### Instructions to follow
Reproduce, word for word, the stretch from "Ports are, as" through "easily become surprising." in the passage on port cities and their cranes.

### Document segment
--------------------------------
Those that have never lived in a port city often have no idea on how variable their landscape is. A ship of a certain size can be longer and higher than many buildings, and its skyline can change with the arrival of sizeable volumes of colours that can be quite different from those of the buildings. However, this game is far from being reserved to ships.
Ports are, as cemeteries, areas in which architecture develops along particular lines. On the former, aesthetic rules can be taken far from what is allowed in the city of the living; in ports, what is utilitarian clearly takes control, as well for buildings as for any foreseeable contraption. There are outstanding port buildings, which have outstanding architectures, but most are rather limited in that sense, with multiple additions and improvements that are often without much architectural interest. When you focus on mobile contraptions, especially on freight ports, a world of vehicles, cranes and bridges opens and can easily become surprising.
The new crane (left) and the former, still in use model
Some days ago, walking by the port of La Coruña, I saw one of the new cranes in motion. Just a few decades ago the former, wood-cabin cranes were substituted by new, higher, steel ones, that as the former moved along railroad tracks. About a decade ago new cranes, a bit higher, moving on tires, were introduced. Seeing one such machine when they go from one wharf to another, moving very slow, is not without reminding the motion picture “Despicable me” and Gru’s car: high, with a permanent air of instability, and in fact seeming a toy… but for its overwhelming weight.
--------------------------------
### Dataset content
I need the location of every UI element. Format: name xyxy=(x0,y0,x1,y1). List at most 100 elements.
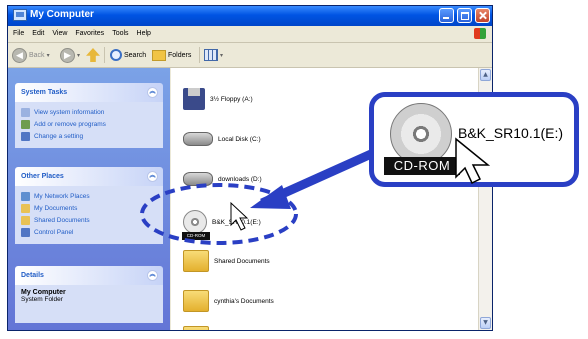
--------------------------------
### Output below
Ports are, as cemeteries, areas in which architecture develops along particular lines. On the former, aesthetic rules can be taken far from what is allowed in the city of the living; in ports, what is utilitarian clearly takes control, as well for buildings as for any foreseeable contraption. There are outstanding port buildings, which have outstanding architectures, but most are rather limited in that sense, with multiple additions and improvements that are often without much architectural interest. When you focus on mobile contraptions, especially on freight ports, a world of vehicles, cranes and bridges opens and can easily become surprising.